**** EXERCISE DATA ****
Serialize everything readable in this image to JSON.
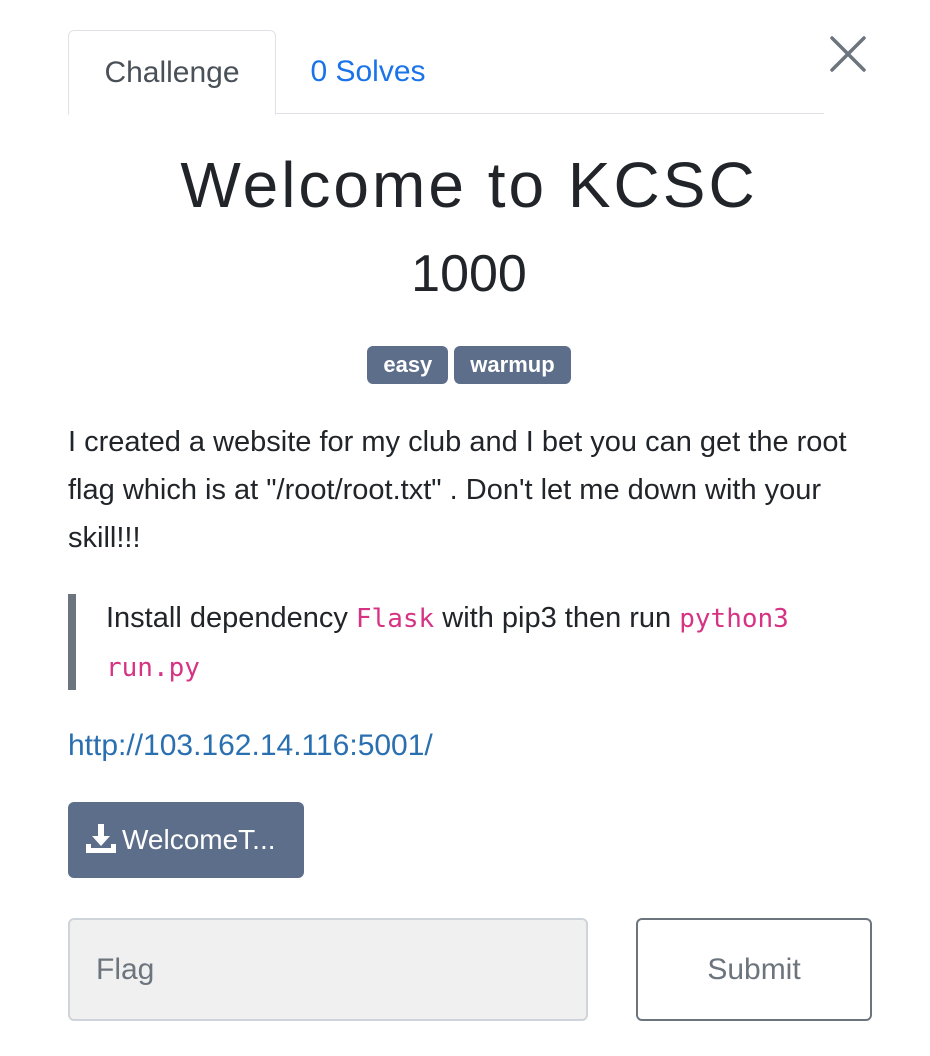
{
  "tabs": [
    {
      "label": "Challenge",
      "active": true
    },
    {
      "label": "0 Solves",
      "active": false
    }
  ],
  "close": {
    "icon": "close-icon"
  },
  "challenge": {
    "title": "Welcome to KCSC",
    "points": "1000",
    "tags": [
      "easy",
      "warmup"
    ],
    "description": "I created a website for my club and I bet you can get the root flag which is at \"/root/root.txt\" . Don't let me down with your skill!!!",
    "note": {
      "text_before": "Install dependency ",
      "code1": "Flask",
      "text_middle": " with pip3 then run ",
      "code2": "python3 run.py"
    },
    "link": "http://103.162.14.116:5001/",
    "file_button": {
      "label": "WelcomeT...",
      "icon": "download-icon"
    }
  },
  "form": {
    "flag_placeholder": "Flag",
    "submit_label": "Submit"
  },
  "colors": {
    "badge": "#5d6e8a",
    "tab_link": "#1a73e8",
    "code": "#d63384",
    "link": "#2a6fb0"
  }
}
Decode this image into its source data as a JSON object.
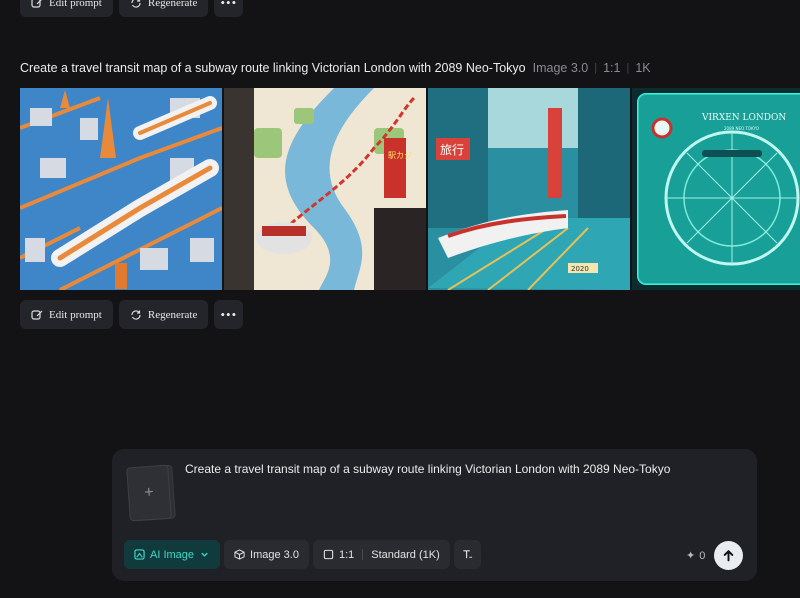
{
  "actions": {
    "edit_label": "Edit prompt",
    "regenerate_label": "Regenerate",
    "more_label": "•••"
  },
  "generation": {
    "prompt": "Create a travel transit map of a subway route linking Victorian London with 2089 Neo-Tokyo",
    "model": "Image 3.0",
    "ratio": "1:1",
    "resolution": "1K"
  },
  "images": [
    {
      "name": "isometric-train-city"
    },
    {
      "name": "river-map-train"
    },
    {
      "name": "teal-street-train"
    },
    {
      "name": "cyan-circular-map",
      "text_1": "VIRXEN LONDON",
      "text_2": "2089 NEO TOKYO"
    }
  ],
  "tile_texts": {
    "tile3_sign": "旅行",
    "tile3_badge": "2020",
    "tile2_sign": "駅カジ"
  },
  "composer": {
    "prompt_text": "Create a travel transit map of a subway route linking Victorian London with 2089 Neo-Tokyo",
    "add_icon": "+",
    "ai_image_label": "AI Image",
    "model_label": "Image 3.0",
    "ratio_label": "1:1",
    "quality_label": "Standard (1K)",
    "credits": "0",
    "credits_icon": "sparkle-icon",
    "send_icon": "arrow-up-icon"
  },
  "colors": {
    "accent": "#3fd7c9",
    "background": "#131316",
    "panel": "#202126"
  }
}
****
**** EXERCISE DATA ****
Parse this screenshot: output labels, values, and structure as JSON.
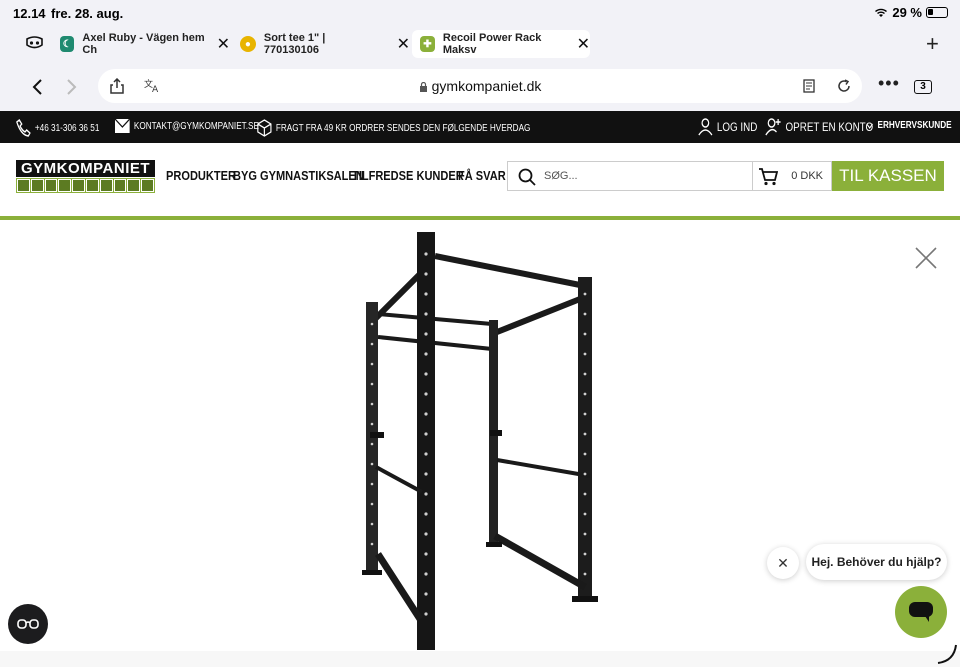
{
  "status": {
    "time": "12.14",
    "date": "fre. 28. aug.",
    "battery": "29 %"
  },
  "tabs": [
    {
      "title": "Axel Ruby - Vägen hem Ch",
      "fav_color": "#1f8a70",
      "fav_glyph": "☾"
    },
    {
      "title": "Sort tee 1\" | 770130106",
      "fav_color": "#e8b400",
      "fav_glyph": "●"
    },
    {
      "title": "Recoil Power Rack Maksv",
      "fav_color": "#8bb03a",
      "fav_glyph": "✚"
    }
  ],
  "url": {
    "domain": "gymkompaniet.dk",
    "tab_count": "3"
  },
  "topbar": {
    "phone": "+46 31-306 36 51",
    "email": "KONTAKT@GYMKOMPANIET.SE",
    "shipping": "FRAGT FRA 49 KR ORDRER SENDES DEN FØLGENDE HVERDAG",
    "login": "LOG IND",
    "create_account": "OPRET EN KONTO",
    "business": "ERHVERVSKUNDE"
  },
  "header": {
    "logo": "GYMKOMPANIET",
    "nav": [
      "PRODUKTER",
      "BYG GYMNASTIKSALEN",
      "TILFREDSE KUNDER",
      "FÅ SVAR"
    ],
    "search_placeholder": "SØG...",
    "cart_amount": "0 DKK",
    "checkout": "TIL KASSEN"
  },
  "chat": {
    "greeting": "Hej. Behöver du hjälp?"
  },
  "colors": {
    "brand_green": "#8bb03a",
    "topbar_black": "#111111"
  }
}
****
**** EXERCISE DATA ****
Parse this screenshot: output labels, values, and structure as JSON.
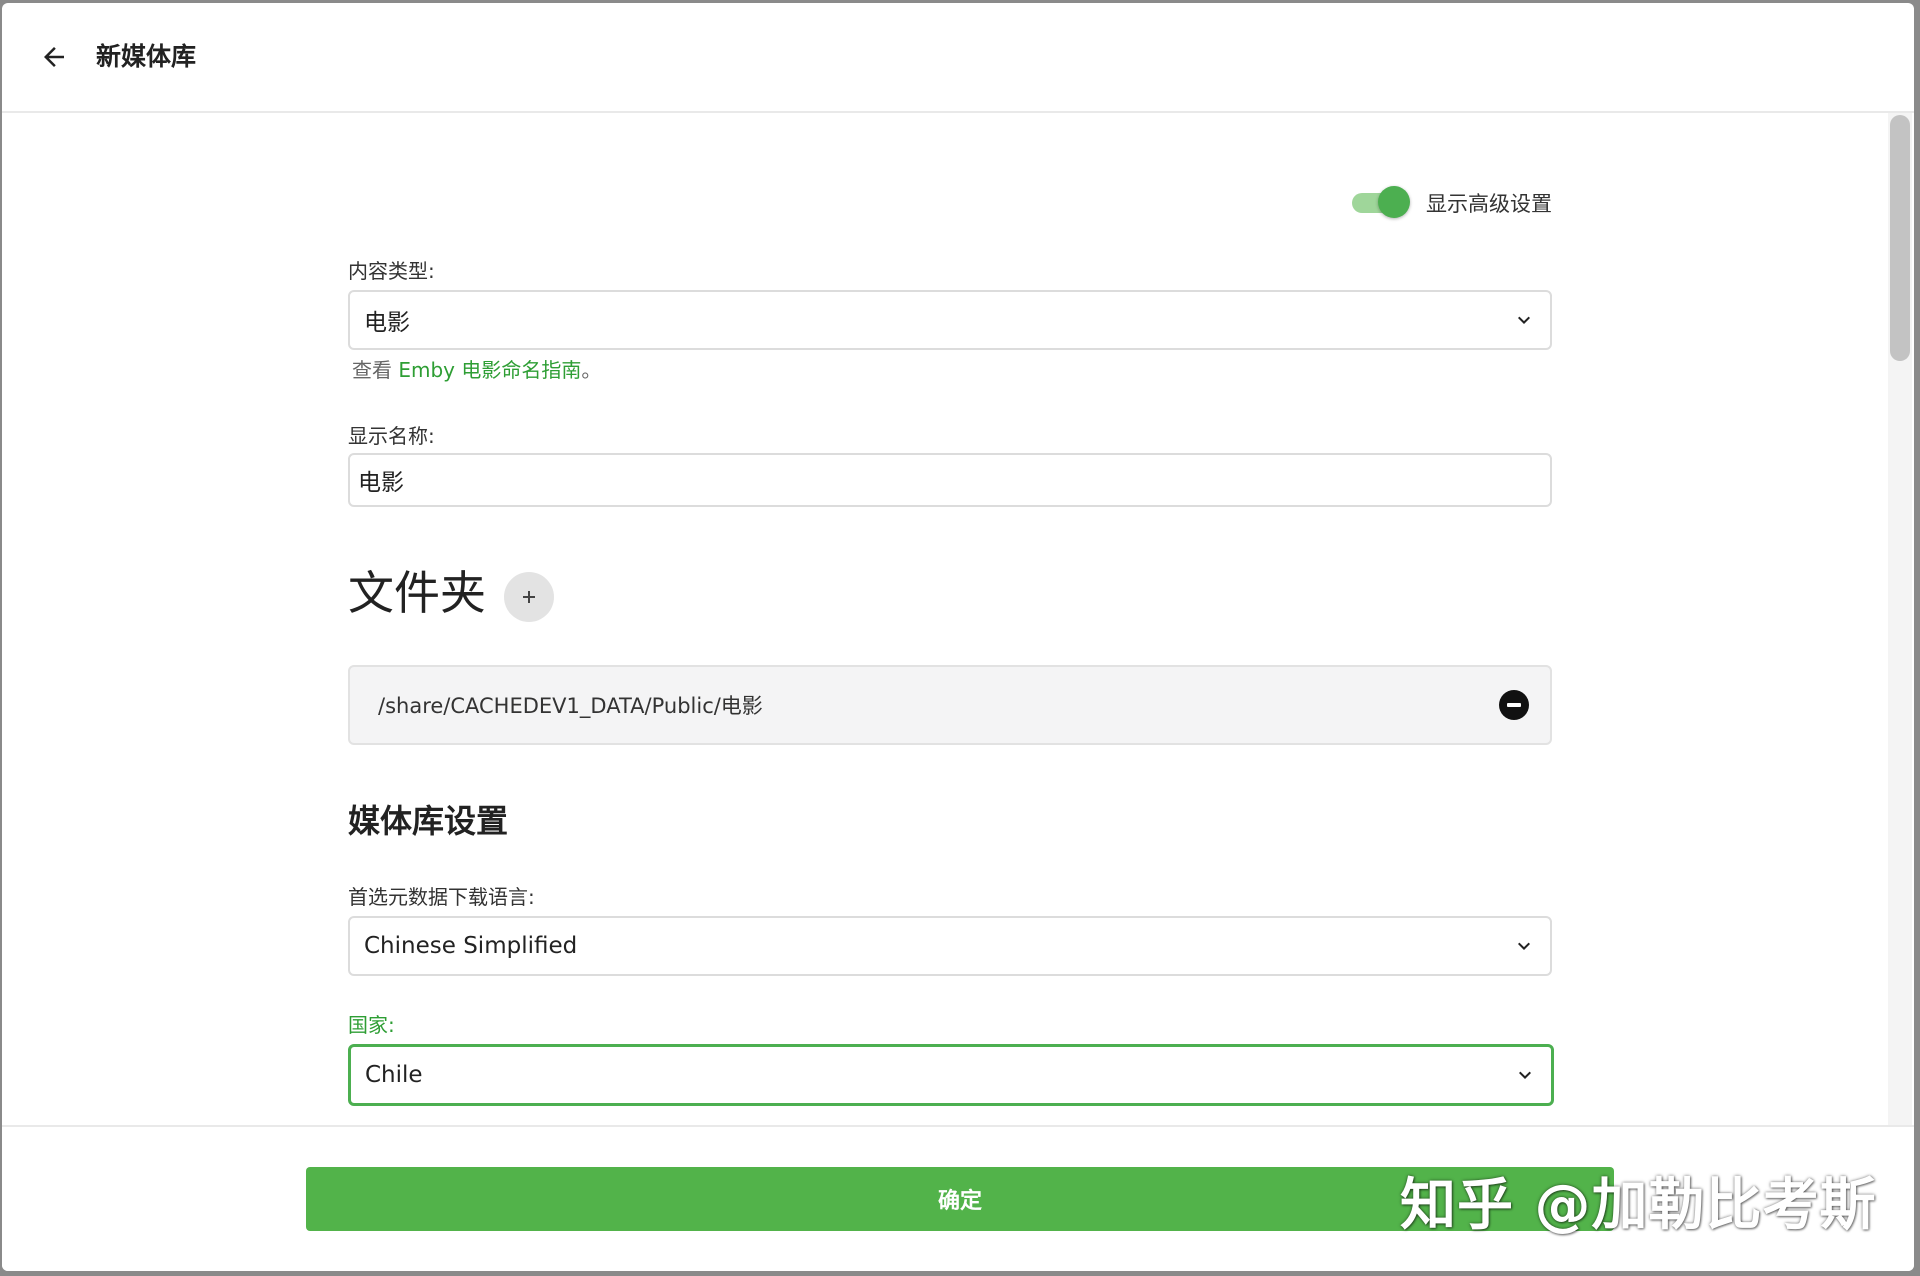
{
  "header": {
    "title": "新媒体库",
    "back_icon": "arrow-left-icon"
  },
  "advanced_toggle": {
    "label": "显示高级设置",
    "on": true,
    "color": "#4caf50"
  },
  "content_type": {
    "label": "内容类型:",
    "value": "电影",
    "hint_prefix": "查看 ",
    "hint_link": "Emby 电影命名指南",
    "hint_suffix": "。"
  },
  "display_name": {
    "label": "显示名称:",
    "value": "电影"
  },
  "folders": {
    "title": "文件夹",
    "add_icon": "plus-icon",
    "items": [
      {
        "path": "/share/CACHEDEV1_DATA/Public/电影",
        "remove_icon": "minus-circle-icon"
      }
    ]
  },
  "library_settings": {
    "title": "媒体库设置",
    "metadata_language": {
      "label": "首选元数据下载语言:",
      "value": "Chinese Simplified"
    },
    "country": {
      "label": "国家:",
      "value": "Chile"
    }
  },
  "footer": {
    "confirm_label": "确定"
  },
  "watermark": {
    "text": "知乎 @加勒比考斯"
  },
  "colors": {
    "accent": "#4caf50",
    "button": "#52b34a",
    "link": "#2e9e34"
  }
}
****
(REQUIRED TASK): Show every line where the string "subway" appears.

(RESULT BELOW):
    "prompt": "Create a travel transit map of a subway route linking Victorian London with 2089 Neo-Tokyo",
    "prompt_text": "Create a travel transit map of a subway route linking Victorian London with 2089 Neo-Tokyo",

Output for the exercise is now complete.